Exercise: Read the records beneath this task and copy every line that contains the string "Treatment".

[Entries taken from a collection]
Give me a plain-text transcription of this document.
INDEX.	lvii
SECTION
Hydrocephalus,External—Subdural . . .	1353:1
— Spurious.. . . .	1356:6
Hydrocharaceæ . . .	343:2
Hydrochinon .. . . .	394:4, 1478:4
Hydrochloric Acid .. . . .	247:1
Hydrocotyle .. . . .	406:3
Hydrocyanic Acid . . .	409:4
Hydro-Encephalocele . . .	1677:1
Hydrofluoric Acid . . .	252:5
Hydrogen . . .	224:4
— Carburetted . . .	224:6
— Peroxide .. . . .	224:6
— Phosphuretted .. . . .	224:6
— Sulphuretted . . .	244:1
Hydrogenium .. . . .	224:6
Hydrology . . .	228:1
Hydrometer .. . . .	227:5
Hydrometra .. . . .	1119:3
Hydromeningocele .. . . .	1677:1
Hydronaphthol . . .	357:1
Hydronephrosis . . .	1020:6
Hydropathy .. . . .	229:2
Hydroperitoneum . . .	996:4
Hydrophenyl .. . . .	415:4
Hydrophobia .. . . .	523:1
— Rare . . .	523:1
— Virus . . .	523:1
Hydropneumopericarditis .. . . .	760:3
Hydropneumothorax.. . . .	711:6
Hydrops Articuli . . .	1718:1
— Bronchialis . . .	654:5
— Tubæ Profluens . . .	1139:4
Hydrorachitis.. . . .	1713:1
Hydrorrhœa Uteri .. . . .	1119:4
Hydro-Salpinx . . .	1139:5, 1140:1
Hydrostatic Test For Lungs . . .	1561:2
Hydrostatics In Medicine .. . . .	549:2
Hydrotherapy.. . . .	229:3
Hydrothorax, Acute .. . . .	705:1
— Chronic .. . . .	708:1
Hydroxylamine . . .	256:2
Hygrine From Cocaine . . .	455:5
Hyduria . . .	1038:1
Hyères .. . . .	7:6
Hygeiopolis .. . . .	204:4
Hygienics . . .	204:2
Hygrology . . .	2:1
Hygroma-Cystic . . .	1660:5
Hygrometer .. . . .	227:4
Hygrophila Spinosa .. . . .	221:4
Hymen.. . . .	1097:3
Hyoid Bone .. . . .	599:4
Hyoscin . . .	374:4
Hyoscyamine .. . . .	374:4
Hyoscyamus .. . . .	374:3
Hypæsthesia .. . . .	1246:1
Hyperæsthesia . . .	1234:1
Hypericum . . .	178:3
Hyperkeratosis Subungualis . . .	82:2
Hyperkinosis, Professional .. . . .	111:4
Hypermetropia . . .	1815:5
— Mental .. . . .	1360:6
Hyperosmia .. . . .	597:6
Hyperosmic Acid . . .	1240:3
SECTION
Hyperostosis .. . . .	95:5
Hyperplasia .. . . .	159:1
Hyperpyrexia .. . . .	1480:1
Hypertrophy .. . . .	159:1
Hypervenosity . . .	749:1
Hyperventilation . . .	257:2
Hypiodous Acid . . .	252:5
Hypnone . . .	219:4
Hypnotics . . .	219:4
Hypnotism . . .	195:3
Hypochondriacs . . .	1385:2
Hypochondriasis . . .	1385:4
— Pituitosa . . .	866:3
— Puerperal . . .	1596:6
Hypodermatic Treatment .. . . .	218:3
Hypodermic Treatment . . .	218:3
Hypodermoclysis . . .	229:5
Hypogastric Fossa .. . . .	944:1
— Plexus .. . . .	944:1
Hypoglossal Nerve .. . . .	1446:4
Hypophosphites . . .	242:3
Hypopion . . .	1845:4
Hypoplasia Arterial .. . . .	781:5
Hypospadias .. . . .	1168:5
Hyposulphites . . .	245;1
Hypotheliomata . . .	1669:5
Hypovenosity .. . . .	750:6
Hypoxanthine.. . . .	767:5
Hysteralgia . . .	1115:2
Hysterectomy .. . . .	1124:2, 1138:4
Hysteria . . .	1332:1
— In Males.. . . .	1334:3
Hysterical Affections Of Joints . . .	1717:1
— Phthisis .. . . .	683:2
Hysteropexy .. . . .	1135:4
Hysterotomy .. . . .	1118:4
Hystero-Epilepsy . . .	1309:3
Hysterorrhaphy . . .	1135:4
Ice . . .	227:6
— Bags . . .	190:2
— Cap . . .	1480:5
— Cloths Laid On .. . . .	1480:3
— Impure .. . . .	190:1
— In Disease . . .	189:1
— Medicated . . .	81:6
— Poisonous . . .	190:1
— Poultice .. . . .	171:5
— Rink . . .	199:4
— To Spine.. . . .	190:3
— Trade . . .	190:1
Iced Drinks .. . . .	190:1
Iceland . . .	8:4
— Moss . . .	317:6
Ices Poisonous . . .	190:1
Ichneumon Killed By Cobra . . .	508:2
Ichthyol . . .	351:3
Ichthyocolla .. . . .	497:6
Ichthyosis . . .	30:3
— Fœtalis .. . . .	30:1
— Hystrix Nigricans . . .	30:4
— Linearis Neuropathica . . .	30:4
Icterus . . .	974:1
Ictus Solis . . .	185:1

Result below:
Hypodermatic Treatment .. . . .	218:3
Hypodermic Treatment . . .	218:3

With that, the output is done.